| WORK TO BE COMPLETED |
In the copy, keep every record exact and leave out all images.

| RECORD LIST |

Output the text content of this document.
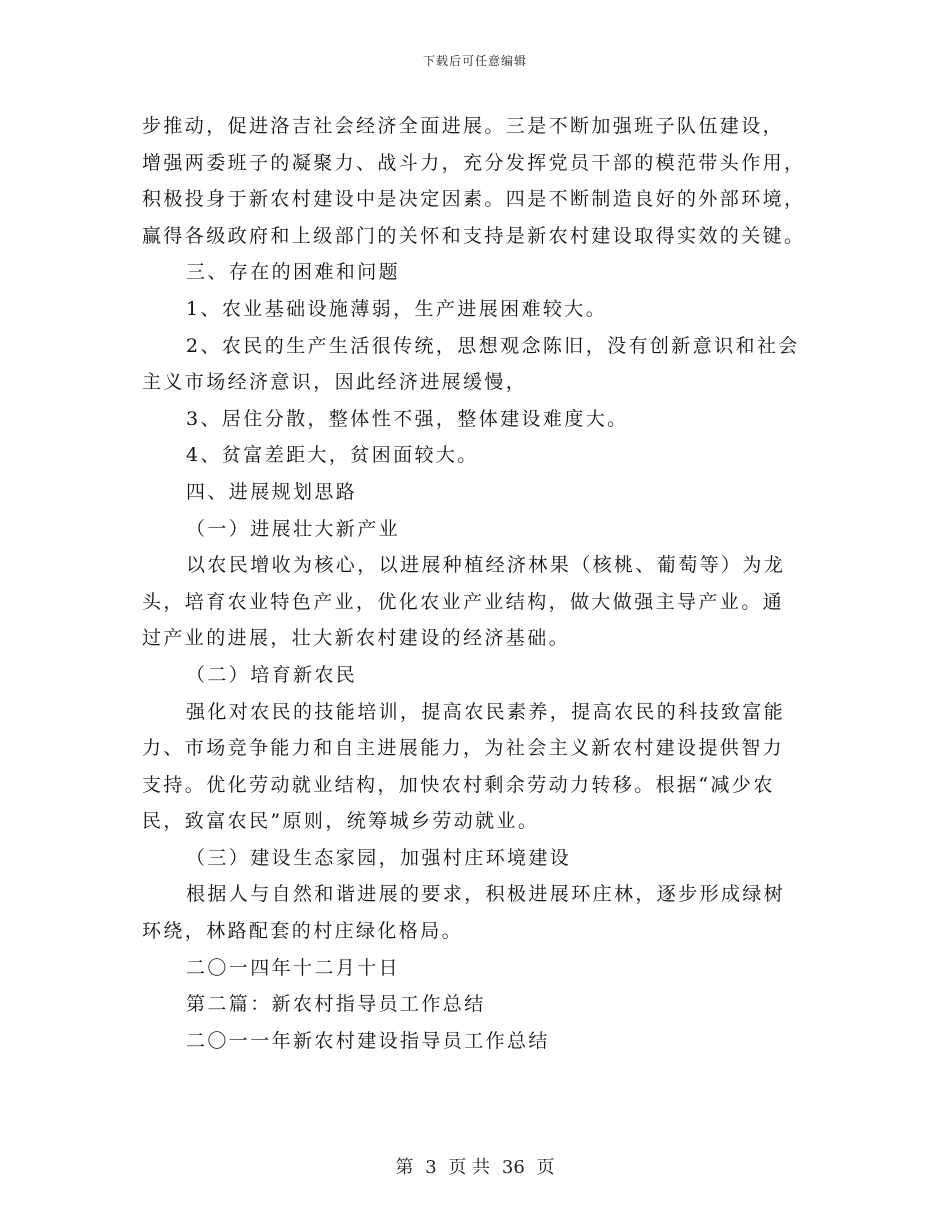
下载后可任意编辑
步推动，促进洛吉社会经济全面进展。三是不断加强班子队伍建设，
增强两委班子的凝聚力、战斗力，充分发挥党员干部的模范带头作用，
积极投身于新农村建设中是决定因素。四是不断制造良好的外部环境，
赢得各级政府和上级部门的关怀和支持是新农村建设取得实效的关键。
三、存在的困难和问题
1、农业基础设施薄弱，生产进展困难较大。
2、农民的生产生活很传统，思想观念陈旧，没有创新意识和社会
主义市场经济意识，因此经济进展缓慢，
3、居住分散，整体性不强，整体建设难度大。
4、贫富差距大，贫困面较大。
四、进展规划思路
（一）进展壮大新产业
以农民增收为核心，以进展种植经济林果（核桃、葡萄等）为龙
头，培育农业特色产业，优化农业产业结构，做大做强主导产业。通
过产业的进展，壮大新农村建设的经济基础。
（二）培育新农民
强化对农民的技能培训，提高农民素养，提高农民的科技致富能
力、市场竞争能力和自主进展能力，为社会主义新农村建设提供智力
支持。优化劳动就业结构，加快农村剩余劳动力转移。根据“减少农
民，致富农民”原则，统筹城乡劳动就业。
（三）建设生态家园，加强村庄环境建设
根据人与自然和谐进展的要求，积极进展环庄林，逐步形成绿树
环绕，林路配套的村庄绿化格局。
二〇一四年十二月十日
第二篇：新农村指导员工作总结
二〇一一年新农村建设指导员工作总结
第 3 页 共 36 页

| ANSWER FOR THE TASK |
Output the text content of this document.
下载后可任意编辑
步推动，促进洛吉社会经济全面进展。三是不断加强班子队伍建设，
增强两委班子的凝聚力、战斗力，充分发挥党员干部的模范带头作用，
积极投身于新农村建设中是决定因素。四是不断制造良好的外部环境，
赢得各级政府和上级部门的关怀和支持是新农村建设取得实效的关键。
三、存在的困难和问题
1、农业基础设施薄弱，生产进展困难较大。
2、农民的生产生活很传统，思想观念陈旧，没有创新意识和社会
主义市场经济意识，因此经济进展缓慢，
3、居住分散，整体性不强，整体建设难度大。
4、贫富差距大，贫困面较大。
四、进展规划思路
（一）进展壮大新产业
以农民增收为核心，以进展种植经济林果（核桃、葡萄等）为龙
头，培育农业特色产业，优化农业产业结构，做大做强主导产业。通
过产业的进展，壮大新农村建设的经济基础。
（二）培育新农民
强化对农民的技能培训，提高农民素养，提高农民的科技致富能
力、市场竞争能力和自主进展能力，为社会主义新农村建设提供智力
支持。优化劳动就业结构，加快农村剩余劳动力转移。根据“减少农
民，致富农民”原则，统筹城乡劳动就业。
（三）建设生态家园，加强村庄环境建设
根据人与自然和谐进展的要求，积极进展环庄林，逐步形成绿树
环绕，林路配套的村庄绿化格局。
二〇一四年十二月十日
第二篇：新农村指导员工作总结
二〇一一年新农村建设指导员工作总结
第 3 页 共 36 页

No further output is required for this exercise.